(Records about charts and figures)
▶
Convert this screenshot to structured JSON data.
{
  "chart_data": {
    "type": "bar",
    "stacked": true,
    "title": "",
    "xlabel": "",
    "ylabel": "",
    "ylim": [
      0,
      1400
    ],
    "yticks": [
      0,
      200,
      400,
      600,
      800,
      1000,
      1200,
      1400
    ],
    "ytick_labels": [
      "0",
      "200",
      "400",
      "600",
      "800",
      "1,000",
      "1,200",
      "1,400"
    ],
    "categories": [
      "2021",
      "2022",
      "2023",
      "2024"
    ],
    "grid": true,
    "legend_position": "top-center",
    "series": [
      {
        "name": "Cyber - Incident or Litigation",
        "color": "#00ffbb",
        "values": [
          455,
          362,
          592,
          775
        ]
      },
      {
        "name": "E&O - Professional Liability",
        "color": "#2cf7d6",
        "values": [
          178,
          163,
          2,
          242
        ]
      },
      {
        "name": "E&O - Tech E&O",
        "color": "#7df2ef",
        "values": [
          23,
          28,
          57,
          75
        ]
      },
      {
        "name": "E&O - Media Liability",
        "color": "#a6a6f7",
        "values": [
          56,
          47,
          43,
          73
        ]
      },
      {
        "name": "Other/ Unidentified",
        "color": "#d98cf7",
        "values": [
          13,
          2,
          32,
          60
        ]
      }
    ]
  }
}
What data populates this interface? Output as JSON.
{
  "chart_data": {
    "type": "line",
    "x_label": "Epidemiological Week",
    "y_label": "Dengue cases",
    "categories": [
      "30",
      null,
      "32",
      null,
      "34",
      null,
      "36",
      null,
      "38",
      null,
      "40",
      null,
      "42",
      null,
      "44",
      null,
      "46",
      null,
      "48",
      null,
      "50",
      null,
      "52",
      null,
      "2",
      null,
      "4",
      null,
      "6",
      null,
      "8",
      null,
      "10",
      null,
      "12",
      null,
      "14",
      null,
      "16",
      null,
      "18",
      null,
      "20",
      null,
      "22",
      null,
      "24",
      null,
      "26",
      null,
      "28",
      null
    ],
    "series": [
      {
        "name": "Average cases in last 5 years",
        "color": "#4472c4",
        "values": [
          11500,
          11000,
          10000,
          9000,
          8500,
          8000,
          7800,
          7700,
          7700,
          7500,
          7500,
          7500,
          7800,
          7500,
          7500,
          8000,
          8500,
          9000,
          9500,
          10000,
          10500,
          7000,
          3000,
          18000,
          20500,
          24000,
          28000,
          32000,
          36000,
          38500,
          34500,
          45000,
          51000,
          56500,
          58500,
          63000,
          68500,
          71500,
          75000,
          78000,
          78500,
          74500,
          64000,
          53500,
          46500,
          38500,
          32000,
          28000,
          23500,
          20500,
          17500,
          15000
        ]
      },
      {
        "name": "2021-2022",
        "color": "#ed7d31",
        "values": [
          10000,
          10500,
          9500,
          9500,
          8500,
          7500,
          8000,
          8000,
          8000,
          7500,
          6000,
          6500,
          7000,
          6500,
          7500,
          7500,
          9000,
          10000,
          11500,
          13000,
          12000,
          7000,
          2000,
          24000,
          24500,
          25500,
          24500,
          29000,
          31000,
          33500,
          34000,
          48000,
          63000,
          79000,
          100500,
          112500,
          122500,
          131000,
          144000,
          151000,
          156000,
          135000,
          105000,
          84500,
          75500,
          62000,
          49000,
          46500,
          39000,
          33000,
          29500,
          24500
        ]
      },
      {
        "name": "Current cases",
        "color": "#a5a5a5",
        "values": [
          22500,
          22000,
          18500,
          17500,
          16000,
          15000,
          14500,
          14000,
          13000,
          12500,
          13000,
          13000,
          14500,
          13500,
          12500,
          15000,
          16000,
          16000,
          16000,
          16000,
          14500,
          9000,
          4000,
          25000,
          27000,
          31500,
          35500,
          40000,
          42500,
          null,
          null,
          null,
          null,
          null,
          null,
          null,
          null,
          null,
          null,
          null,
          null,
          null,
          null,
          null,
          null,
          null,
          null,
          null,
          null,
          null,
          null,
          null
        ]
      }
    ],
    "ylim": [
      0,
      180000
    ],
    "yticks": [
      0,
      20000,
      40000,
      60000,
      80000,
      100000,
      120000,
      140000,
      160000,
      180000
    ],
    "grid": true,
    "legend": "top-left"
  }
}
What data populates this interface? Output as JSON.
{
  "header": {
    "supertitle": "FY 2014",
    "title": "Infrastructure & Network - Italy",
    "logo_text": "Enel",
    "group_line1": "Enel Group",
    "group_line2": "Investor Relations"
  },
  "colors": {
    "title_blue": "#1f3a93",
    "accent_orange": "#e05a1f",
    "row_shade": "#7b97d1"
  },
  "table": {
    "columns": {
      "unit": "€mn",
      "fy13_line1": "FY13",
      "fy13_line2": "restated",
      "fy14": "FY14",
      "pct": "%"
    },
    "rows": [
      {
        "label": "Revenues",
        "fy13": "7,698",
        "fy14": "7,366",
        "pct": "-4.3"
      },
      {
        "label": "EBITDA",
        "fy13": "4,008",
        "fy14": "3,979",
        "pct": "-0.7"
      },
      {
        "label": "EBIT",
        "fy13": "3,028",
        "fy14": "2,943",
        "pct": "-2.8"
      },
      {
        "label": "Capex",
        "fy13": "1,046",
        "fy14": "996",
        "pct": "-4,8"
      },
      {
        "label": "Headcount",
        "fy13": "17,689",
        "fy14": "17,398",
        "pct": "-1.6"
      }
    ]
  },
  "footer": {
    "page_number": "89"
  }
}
◀
— SET PROBLEM —
Give the listing above again, word for word.

— IN RESPONSE —
Convert this screenshot to structured JSON data.
{
  "chart_data": {
    "type": "bar",
    "stacked": true,
    "title": "",
    "xlabel": "",
    "ylabel": "",
    "ylim": [
      0,
      1400
    ],
    "yticks": [
      0,
      200,
      400,
      600,
      800,
      1000,
      1200,
      1400
    ],
    "ytick_labels": [
      "0",
      "200",
      "400",
      "600",
      "800",
      "1,000",
      "1,200",
      "1,400"
    ],
    "categories": [
      "2021",
      "2022",
      "2023",
      "2024"
    ],
    "grid": true,
    "legend_position": "top-center",
    "series": [
      {
        "name": "Cyber - Incident or Litigation",
        "color": "#00ffbb",
        "values": [
          455,
          362,
          592,
          775
        ]
      },
      {
        "name": "E&O - Professional Liability",
        "color": "#2cf7d6",
        "values": [
          178,
          163,
          2,
          242
        ]
      },
      {
        "name": "E&O - Tech E&O",
        "color": "#7df2ef",
        "values": [
          23,
          28,
          57,
          75
        ]
      },
      {
        "name": "E&O - Media Liability",
        "color": "#a6a6f7",
        "values": [
          56,
          47,
          43,
          73
        ]
      },
      {
        "name": "Other/ Unidentified",
        "color": "#d98cf7",
        "values": [
          13,
          2,
          32,
          60
        ]
      }
    ]
  }
}
What data populates this interface? Output as JSON.
{
  "chart_data": {
    "type": "line",
    "x_label": "Epidemiological Week",
    "y_label": "Dengue cases",
    "categories": [
      "30",
      null,
      "32",
      null,
      "34",
      null,
      "36",
      null,
      "38",
      null,
      "40",
      null,
      "42",
      null,
      "44",
      null,
      "46",
      null,
      "48",
      null,
      "50",
      null,
      "52",
      null,
      "2",
      null,
      "4",
      null,
      "6",
      null,
      "8",
      null,
      "10",
      null,
      "12",
      null,
      "14",
      null,
      "16",
      null,
      "18",
      null,
      "20",
      null,
      "22",
      null,
      "24",
      null,
      "26",
      null,
      "28",
      null
    ],
    "series": [
      {
        "name": "Average cases in last 5 years",
        "color": "#4472c4",
        "values": [
          11500,
          11000,
          10000,
          9000,
          8500,
          8000,
          7800,
          7700,
          7700,
          7500,
          7500,
          7500,
          7800,
          7500,
          7500,
          8000,
          8500,
          9000,
          9500,
          10000,
          10500,
          7000,
          3000,
          18000,
          20500,
          24000,
          28000,
          32000,
          36000,
          38500,
          34500,
          45000,
          51000,
          56500,
          58500,
          63000,
          68500,
          71500,
          75000,
          78000,
          78500,
          74500,
          64000,
          53500,
          46500,
          38500,
          32000,
          28000,
          23500,
          20500,
          17500,
          15000
        ]
      },
      {
        "name": "2021-2022",
        "color": "#ed7d31",
        "values": [
          10000,
          10500,
          9500,
          9500,
          8500,
          7500,
          8000,
          8000,
          8000,
          7500,
          6000,
          6500,
          7000,
          6500,
          7500,
          7500,
          9000,
          10000,
          11500,
          13000,
          12000,
          7000,
          2000,
          24000,
          24500,
          25500,
          24500,
          29000,
          31000,
          33500,
          34000,
          48000,
          63000,
          79000,
          100500,
          112500,
          122500,
          131000,
          144000,
          151000,
          156000,
          135000,
          105000,
          84500,
          75500,
          62000,
          49000,
          46500,
          39000,
          33000,
          29500,
          24500
        ]
      },
      {
        "name": "Current cases",
        "color": "#a5a5a5",
        "values": [
          22500,
          22000,
          18500,
          17500,
          16000,
          15000,
          14500,
          14000,
          13000,
          12500,
          13000,
          13000,
          14500,
          13500,
          12500,
          15000,
          16000,
          16000,
          16000,
          16000,
          14500,
          9000,
          4000,
          25000,
          27000,
          31500,
          35500,
          40000,
          42500,
          null,
          null,
          null,
          null,
          null,
          null,
          null,
          null,
          null,
          null,
          null,
          null,
          null,
          null,
          null,
          null,
          null,
          null,
          null,
          null,
          null,
          null,
          null
        ]
      }
    ],
    "ylim": [
      0,
      180000
    ],
    "yticks": [
      0,
      20000,
      40000,
      60000,
      80000,
      100000,
      120000,
      140000,
      160000,
      180000
    ],
    "grid": true,
    "legend": "top-left"
  }
}
What data populates this interface? Output as JSON.
{
  "header": {
    "supertitle": "FY 2014",
    "title": "Infrastructure & Network - Italy",
    "logo_text": "Enel",
    "group_line1": "Enel Group",
    "group_line2": "Investor Relations"
  },
  "colors": {
    "title_blue": "#1f3a93",
    "accent_orange": "#e05a1f",
    "row_shade": "#7b97d1"
  },
  "table": {
    "columns": {
      "unit": "€mn",
      "fy13_line1": "FY13",
      "fy13_line2": "restated",
      "fy14": "FY14",
      "pct": "%"
    },
    "rows": [
      {
        "label": "Revenues",
        "fy13": "7,698",
        "fy14": "7,366",
        "pct": "-4.3"
      },
      {
        "label": "EBITDA",
        "fy13": "4,008",
        "fy14": "3,979",
        "pct": "-0.7"
      },
      {
        "label": "EBIT",
        "fy13": "3,028",
        "fy14": "2,943",
        "pct": "-2.8"
      },
      {
        "label": "Capex",
        "fy13": "1,046",
        "fy14": "996",
        "pct": "-4,8"
      },
      {
        "label": "Headcount",
        "fy13": "17,689",
        "fy14": "17,398",
        "pct": "-1.6"
      }
    ]
  },
  "footer": {
    "page_number": "89"
  }
}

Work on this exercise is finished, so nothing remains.